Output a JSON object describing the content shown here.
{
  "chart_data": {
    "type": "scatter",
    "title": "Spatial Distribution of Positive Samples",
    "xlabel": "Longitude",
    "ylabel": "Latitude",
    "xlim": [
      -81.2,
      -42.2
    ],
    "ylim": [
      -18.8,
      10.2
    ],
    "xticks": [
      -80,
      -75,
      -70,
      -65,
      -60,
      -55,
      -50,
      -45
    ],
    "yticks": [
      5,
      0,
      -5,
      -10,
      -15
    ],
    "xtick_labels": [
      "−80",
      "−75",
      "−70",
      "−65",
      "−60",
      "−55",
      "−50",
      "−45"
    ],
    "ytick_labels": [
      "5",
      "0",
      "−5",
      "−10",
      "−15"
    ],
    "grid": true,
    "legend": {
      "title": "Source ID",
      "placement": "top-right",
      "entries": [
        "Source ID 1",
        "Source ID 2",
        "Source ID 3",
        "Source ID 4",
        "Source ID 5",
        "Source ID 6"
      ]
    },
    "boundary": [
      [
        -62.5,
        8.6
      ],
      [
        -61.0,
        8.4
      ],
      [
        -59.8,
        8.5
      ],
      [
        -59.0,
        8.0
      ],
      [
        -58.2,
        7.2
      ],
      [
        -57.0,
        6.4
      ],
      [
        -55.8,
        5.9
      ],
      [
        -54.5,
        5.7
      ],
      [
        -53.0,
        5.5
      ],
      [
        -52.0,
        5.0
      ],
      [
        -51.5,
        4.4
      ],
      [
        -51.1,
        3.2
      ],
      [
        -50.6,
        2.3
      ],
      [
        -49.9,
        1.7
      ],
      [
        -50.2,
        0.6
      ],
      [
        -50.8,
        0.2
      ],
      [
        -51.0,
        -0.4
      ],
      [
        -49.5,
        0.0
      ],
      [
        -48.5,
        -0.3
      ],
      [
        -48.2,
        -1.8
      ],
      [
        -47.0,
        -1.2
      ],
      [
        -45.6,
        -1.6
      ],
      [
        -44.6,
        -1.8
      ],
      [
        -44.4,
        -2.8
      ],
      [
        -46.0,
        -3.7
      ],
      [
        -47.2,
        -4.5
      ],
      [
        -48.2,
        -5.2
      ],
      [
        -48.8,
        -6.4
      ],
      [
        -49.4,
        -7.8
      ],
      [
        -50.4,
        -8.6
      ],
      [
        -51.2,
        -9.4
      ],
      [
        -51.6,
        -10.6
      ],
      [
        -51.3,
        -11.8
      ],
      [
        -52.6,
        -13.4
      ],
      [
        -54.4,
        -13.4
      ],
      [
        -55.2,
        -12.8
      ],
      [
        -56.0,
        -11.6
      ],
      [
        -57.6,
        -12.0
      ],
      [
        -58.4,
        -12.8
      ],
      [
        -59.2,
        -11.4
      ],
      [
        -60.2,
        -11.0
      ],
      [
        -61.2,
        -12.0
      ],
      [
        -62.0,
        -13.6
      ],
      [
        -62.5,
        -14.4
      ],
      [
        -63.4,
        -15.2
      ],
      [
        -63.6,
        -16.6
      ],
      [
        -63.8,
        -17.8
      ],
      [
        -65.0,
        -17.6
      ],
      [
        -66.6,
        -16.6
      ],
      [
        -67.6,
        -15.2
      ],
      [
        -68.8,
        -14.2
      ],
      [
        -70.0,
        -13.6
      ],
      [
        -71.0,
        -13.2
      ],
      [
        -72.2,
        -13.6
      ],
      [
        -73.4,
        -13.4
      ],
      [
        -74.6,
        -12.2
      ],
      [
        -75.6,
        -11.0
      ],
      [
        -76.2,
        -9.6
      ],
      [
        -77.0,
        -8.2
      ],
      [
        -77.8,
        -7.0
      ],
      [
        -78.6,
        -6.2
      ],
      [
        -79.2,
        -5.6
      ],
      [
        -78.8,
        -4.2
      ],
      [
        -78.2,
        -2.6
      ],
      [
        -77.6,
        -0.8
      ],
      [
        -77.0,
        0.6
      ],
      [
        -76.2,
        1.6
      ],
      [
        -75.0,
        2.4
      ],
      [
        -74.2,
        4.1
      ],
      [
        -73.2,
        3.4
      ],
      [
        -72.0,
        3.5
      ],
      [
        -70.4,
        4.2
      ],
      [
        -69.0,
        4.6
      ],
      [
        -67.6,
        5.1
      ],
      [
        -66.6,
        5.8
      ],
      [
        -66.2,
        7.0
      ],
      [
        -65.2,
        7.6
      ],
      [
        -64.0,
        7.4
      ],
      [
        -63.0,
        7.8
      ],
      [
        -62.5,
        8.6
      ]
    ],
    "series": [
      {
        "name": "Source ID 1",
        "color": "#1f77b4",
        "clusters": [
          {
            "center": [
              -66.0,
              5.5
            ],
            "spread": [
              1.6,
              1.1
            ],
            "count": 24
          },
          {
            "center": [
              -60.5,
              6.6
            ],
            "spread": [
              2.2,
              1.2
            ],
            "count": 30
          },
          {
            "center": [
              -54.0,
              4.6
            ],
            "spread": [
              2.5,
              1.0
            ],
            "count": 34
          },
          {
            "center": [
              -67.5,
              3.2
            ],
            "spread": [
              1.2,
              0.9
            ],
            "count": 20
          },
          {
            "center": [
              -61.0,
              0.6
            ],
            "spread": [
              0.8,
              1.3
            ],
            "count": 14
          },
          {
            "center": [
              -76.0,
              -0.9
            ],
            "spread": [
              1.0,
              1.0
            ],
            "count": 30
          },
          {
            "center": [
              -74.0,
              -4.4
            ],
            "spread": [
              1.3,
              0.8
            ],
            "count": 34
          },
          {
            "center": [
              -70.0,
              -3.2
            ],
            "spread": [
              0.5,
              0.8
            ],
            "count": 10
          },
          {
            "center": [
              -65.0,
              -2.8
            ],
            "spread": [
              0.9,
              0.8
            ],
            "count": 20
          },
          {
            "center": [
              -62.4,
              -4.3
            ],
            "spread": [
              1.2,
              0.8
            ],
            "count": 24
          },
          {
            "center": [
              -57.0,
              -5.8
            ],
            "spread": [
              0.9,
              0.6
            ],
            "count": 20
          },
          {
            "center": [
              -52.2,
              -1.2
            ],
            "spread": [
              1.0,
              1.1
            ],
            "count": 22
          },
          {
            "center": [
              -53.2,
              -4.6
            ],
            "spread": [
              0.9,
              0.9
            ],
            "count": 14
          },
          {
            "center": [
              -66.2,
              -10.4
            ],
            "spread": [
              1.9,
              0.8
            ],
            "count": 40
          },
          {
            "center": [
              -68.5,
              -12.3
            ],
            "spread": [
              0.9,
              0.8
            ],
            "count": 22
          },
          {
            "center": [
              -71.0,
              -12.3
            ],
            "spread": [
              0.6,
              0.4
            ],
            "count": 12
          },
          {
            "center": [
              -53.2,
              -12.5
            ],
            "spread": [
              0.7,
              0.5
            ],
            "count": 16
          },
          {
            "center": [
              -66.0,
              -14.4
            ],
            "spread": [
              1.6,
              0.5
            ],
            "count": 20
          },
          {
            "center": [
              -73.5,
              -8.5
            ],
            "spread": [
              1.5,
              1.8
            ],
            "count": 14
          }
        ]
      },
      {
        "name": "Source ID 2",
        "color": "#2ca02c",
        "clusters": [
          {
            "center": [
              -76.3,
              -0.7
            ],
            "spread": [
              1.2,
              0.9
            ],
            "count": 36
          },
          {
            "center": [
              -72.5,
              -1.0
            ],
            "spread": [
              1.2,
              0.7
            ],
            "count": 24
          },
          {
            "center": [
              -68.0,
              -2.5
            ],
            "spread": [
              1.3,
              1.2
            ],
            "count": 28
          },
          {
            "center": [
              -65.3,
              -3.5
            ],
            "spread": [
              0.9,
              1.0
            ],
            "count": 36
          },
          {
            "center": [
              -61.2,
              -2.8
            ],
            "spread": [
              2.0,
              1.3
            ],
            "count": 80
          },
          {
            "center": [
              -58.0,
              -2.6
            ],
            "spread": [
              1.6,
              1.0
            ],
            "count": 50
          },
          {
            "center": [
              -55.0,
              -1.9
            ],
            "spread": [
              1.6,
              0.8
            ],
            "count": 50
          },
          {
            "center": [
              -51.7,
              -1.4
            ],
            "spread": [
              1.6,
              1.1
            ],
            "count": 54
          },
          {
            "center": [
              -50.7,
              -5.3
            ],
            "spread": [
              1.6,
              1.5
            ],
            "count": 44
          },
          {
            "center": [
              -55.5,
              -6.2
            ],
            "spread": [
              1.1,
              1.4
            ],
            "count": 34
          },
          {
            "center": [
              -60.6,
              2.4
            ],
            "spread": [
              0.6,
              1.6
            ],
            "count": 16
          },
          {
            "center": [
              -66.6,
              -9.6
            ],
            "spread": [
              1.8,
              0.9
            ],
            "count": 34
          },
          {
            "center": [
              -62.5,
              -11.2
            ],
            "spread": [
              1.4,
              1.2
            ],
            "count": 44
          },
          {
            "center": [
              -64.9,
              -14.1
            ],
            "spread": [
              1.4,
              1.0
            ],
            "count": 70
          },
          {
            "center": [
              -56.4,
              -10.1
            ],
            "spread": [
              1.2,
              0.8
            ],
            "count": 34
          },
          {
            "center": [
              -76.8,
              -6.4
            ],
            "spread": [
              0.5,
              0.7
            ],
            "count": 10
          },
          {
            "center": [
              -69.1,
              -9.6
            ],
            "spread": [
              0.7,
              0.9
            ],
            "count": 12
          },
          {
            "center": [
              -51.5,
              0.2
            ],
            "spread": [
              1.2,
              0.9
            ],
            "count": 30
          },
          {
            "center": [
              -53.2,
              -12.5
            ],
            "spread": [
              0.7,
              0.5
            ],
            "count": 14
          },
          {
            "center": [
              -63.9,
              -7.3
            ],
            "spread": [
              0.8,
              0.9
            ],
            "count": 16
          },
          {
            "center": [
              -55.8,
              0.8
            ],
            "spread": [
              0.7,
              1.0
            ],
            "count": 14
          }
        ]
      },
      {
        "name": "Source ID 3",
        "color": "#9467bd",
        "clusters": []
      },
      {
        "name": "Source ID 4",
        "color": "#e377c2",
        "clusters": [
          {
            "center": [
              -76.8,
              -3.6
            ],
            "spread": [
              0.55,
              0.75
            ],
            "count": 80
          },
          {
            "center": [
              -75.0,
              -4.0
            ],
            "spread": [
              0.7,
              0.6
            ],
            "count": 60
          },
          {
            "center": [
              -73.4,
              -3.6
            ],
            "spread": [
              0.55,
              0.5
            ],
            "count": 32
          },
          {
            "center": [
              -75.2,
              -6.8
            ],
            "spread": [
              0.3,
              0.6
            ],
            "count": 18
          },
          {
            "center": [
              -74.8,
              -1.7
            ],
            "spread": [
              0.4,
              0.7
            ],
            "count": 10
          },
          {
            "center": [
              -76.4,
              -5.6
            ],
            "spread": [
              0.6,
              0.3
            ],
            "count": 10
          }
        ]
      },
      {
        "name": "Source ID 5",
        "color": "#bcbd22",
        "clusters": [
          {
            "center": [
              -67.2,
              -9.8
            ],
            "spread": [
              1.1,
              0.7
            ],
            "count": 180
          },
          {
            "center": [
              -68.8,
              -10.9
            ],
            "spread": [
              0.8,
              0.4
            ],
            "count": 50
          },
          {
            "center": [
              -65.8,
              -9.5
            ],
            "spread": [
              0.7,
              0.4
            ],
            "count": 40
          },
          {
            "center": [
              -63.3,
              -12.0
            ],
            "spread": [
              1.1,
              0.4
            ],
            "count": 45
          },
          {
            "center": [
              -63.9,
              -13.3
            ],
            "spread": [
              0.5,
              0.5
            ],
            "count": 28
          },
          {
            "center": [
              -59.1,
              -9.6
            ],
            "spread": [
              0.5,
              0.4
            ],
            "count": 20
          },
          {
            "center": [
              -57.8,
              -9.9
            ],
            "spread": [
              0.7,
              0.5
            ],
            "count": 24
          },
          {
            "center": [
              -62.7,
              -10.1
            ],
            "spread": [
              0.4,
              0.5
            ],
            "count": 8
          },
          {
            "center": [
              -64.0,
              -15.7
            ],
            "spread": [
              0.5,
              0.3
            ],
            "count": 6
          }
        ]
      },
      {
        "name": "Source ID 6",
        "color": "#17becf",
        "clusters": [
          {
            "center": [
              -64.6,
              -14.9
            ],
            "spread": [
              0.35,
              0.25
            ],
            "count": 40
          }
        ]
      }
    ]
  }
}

::::::

TASK OBJECTIVE —
Find the lines that include the string "title", then copy each of them.

RESPONSE TO THE TASK —
    "title": "Spatial Distribution of Positive Samples",
      "title": "Source ID",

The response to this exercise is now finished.